What needs to be done>
Identify the lines containing the word "this". Copy each one.

[Data entries]

──────

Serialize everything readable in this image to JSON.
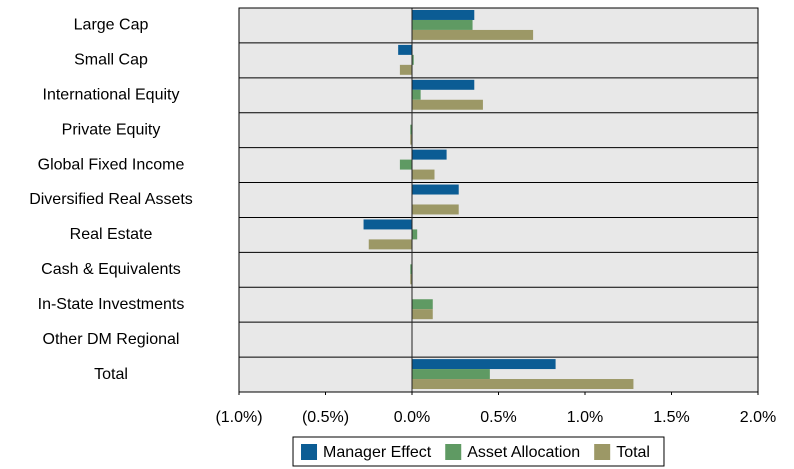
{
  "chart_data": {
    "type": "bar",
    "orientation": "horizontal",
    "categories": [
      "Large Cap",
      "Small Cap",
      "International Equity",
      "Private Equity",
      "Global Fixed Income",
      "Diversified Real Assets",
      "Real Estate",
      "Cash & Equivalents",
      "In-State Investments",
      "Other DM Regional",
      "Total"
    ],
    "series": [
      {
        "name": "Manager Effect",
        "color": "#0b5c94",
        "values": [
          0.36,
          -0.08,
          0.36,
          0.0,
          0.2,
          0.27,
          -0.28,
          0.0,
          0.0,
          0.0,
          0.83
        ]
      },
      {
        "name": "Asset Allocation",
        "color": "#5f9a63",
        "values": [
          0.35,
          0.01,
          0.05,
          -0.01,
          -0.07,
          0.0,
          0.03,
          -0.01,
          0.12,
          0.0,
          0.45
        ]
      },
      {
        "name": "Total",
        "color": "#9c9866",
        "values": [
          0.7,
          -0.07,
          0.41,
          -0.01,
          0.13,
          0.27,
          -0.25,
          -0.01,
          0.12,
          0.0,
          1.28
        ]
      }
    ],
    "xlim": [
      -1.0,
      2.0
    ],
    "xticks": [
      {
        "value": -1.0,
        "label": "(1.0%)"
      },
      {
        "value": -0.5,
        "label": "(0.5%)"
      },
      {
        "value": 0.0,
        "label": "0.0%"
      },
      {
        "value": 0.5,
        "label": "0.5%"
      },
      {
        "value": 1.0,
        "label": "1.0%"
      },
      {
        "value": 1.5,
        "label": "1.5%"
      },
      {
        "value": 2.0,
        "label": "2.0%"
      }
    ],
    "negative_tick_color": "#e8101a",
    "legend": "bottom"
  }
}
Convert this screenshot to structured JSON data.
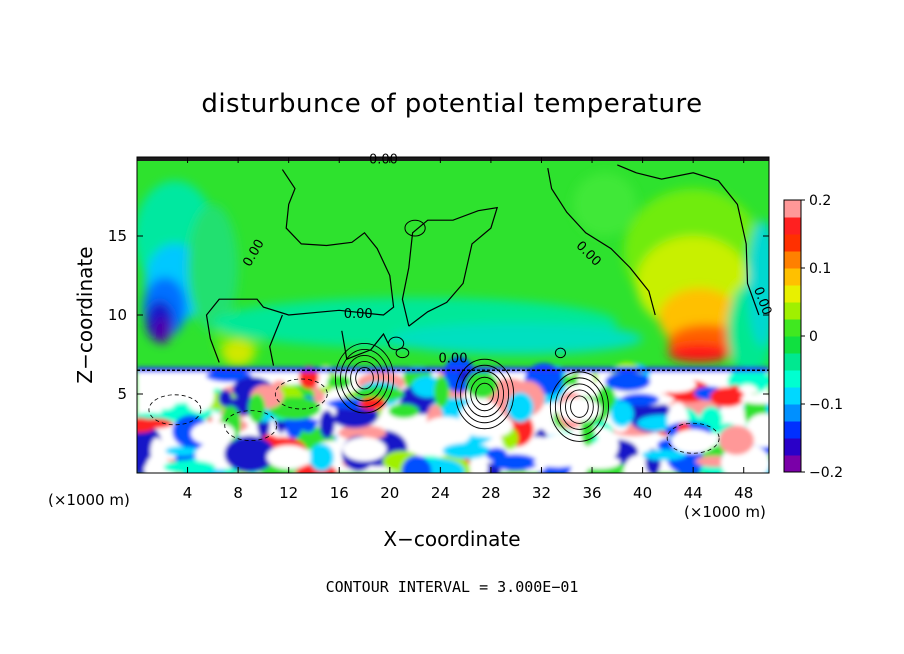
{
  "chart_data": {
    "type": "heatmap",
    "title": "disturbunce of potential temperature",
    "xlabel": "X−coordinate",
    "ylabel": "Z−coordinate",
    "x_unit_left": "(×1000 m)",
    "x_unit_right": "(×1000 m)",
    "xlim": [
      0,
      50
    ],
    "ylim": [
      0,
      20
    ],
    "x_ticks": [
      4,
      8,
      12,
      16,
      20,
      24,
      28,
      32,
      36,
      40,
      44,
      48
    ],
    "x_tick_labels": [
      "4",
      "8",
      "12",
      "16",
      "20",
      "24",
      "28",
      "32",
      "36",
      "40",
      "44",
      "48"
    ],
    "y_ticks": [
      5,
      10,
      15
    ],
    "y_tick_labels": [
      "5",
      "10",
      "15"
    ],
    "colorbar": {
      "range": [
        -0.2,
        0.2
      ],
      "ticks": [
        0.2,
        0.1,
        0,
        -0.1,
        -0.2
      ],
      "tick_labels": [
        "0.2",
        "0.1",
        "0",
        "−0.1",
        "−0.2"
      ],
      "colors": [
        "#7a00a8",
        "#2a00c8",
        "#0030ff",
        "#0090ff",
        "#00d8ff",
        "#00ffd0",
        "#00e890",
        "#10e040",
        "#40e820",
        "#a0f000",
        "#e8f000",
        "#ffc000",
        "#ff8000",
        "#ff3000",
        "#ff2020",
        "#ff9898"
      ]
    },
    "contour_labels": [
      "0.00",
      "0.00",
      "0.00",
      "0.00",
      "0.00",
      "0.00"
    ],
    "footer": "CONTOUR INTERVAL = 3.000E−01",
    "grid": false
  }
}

──────

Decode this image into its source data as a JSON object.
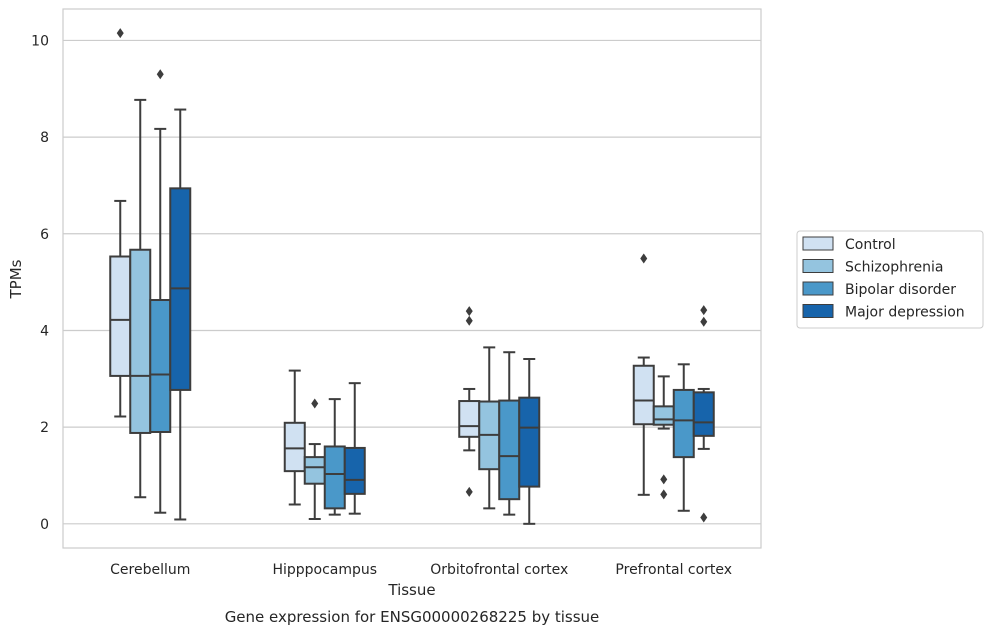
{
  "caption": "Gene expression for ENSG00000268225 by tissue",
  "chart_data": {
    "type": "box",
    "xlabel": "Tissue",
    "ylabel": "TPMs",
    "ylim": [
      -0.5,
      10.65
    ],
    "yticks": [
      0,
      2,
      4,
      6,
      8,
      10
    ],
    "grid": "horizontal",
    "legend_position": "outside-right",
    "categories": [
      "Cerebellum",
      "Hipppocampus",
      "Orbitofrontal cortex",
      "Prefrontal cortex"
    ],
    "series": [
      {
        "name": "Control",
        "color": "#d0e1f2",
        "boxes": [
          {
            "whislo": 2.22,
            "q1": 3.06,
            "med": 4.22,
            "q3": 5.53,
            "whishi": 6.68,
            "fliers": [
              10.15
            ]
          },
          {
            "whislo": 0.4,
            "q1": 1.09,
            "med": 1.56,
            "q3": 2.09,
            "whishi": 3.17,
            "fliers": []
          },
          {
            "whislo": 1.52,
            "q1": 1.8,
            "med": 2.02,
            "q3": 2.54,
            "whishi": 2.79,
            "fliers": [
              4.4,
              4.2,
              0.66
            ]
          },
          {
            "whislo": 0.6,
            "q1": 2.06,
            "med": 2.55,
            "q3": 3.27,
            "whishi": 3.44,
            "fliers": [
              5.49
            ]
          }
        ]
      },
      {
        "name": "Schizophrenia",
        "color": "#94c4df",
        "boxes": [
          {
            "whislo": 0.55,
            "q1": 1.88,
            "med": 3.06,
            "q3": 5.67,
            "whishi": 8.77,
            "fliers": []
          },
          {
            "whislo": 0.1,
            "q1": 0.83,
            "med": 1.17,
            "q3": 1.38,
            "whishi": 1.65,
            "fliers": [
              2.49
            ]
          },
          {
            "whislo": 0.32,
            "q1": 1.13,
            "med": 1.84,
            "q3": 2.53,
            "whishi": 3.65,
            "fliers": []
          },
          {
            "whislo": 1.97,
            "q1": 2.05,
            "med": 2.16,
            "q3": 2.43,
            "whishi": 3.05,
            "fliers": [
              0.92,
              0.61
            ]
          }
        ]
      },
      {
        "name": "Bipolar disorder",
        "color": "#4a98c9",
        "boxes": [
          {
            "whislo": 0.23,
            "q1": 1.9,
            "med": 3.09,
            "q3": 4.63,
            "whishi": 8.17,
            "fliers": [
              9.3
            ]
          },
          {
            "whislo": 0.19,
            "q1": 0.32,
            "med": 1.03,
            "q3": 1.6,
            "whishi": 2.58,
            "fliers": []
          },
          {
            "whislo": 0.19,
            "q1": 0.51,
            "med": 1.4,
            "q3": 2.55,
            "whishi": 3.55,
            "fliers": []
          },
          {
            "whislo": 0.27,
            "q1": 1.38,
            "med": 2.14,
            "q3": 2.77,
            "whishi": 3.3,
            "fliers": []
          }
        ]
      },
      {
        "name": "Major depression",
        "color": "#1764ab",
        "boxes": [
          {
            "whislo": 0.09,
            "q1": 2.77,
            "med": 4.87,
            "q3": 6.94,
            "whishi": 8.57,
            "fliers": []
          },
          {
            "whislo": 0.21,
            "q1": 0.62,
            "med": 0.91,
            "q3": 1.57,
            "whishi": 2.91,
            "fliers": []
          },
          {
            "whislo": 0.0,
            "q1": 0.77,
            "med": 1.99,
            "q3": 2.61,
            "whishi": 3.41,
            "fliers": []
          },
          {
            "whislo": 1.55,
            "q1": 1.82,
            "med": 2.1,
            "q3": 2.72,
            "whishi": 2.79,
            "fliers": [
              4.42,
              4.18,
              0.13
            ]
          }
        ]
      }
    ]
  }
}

──────

Output>
Serialize everything readable in this image to JSON.
Convert this screenshot to structured JSON data.
Decode this image into its source data as a JSON object.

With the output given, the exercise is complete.